Filter the lines below, copying only those with the string "JSON".

Begin RAW RECORDS

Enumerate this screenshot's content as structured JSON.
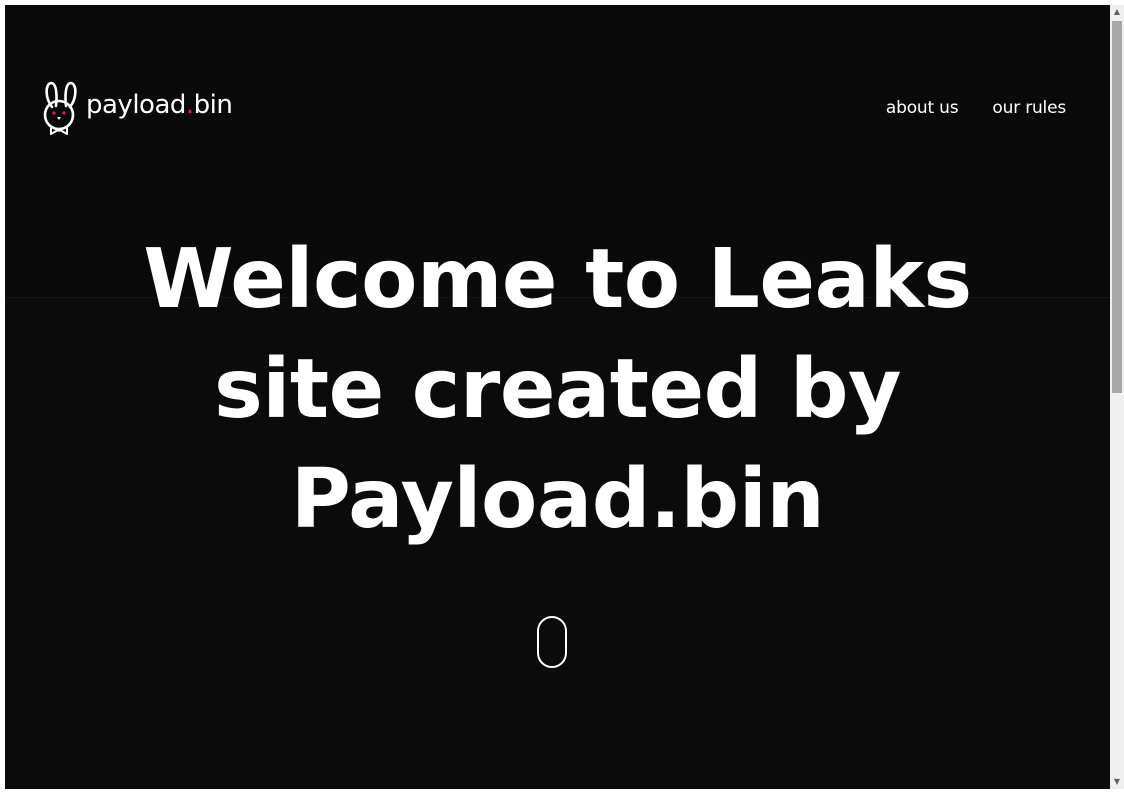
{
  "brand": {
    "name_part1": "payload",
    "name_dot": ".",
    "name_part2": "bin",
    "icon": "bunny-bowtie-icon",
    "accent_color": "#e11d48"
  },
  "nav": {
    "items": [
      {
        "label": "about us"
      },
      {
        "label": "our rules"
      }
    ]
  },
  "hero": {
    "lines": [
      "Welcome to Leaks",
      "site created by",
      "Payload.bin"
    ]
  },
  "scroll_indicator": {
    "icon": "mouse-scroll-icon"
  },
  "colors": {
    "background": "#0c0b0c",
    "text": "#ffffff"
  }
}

End RAW RECORDS
Begin RAW RECORDS

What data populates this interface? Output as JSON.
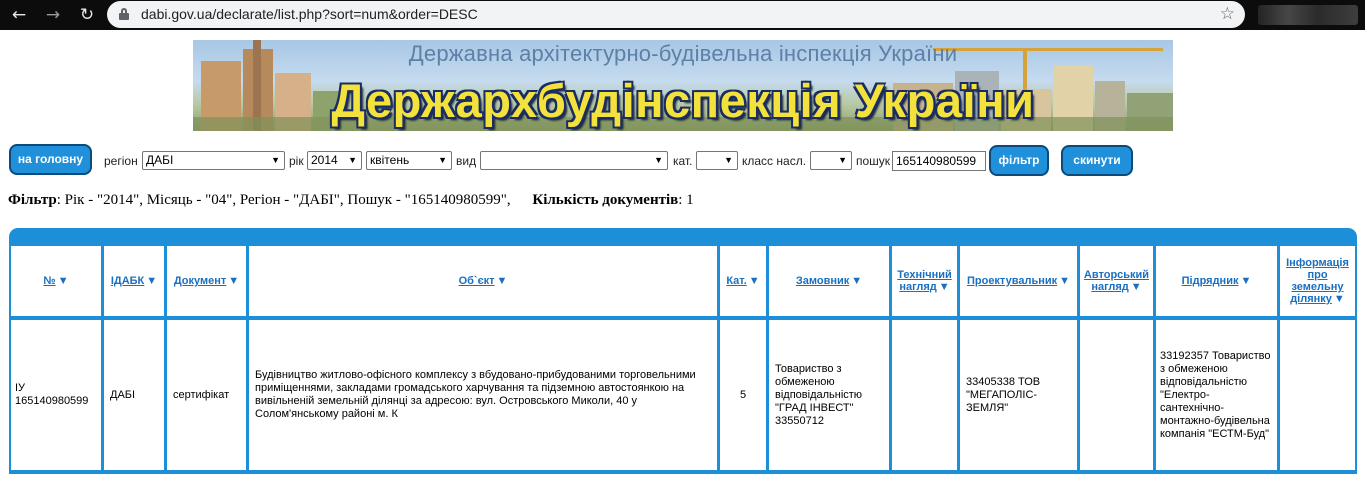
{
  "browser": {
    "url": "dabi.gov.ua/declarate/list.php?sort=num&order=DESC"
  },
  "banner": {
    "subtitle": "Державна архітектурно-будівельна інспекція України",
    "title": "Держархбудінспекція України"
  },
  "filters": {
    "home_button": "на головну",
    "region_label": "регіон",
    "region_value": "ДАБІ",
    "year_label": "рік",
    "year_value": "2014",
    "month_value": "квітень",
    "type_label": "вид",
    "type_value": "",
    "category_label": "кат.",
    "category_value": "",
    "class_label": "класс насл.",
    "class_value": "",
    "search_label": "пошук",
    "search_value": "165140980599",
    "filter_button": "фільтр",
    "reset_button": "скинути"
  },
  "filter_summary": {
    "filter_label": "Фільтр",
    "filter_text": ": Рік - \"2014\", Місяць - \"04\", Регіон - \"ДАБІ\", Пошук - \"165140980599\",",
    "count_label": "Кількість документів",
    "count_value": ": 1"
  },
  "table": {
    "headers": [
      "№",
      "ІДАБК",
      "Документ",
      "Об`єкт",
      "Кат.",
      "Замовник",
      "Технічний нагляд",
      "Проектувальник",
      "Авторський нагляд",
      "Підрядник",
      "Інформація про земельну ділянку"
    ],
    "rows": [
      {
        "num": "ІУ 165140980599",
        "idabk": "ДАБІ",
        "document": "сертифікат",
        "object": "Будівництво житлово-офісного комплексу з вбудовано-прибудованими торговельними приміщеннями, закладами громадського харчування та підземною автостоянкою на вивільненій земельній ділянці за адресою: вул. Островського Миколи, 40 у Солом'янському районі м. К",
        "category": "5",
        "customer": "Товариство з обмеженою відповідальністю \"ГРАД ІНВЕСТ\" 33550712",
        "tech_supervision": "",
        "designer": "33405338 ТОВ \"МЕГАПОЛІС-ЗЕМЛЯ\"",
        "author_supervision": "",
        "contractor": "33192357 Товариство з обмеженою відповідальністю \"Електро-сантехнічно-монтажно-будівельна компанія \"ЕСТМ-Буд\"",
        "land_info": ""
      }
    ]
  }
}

End RAW RECORDS

SOLUTION TO THE PROBLEM |
Enumerate this screenshot's content as structured JSON.
What data populates this interface? Output as JSON.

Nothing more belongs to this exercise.